<<<<
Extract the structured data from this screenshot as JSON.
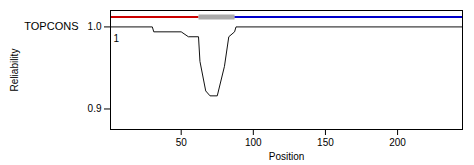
{
  "chart_data": {
    "type": "line",
    "xlabel": "Position",
    "ylabel": "Reliability",
    "xlim": [
      1,
      245
    ],
    "ylim": [
      0.875,
      1.02
    ],
    "xticks": [
      50,
      100,
      150,
      200
    ],
    "yticks": [
      0.9,
      {
        "value": 1.0,
        "label": "1.0"
      }
    ],
    "grid": false,
    "series": [
      {
        "color": "#cc0000",
        "x": [
          1,
          62
        ],
        "values": [
          1.012,
          1.012
        ]
      },
      {
        "color": "#aaaaaa",
        "x": [
          62,
          87
        ],
        "values": [
          1.012,
          1.012
        ]
      },
      {
        "color": "#0000cc",
        "x": [
          87,
          245
        ],
        "values": [
          1.012,
          1.012
        ]
      },
      {
        "color": "#111111",
        "x": [
          1,
          30,
          31,
          50,
          55,
          62,
          63,
          67,
          70,
          75,
          80,
          83,
          87,
          88,
          245
        ],
        "values": [
          1.0,
          1.0,
          0.994,
          0.994,
          0.988,
          0.988,
          0.958,
          0.922,
          0.916,
          0.916,
          0.952,
          0.988,
          0.994,
          1.0,
          1.0
        ]
      }
    ],
    "annotations": [
      {
        "text": "TOPCONS",
        "y": 1.0
      },
      {
        "text": "1"
      }
    ]
  }
}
>>>>
# EXERCISE OBJECTIVE:
Give every record back exactly as it reads, with no images.

# RESULT OF THE TASK:
Extract the structured data from this screenshot as JSON.
{
  "chart_data": {
    "type": "line",
    "xlabel": "Position",
    "ylabel": "Reliability",
    "xlim": [
      1,
      245
    ],
    "ylim": [
      0.875,
      1.02
    ],
    "xticks": [
      50,
      100,
      150,
      200
    ],
    "yticks": [
      0.9,
      {
        "value": 1.0,
        "label": "1.0"
      }
    ],
    "grid": false,
    "series": [
      {
        "color": "#cc0000",
        "x": [
          1,
          62
        ],
        "values": [
          1.012,
          1.012
        ]
      },
      {
        "color": "#aaaaaa",
        "x": [
          62,
          87
        ],
        "values": [
          1.012,
          1.012
        ]
      },
      {
        "color": "#0000cc",
        "x": [
          87,
          245
        ],
        "values": [
          1.012,
          1.012
        ]
      },
      {
        "color": "#111111",
        "x": [
          1,
          30,
          31,
          50,
          55,
          62,
          63,
          67,
          70,
          75,
          80,
          83,
          87,
          88,
          245
        ],
        "values": [
          1.0,
          1.0,
          0.994,
          0.994,
          0.988,
          0.988,
          0.958,
          0.922,
          0.916,
          0.916,
          0.952,
          0.988,
          0.994,
          1.0,
          1.0
        ]
      }
    ],
    "annotations": [
      {
        "text": "TOPCONS",
        "y": 1.0
      },
      {
        "text": "1"
      }
    ]
  }
}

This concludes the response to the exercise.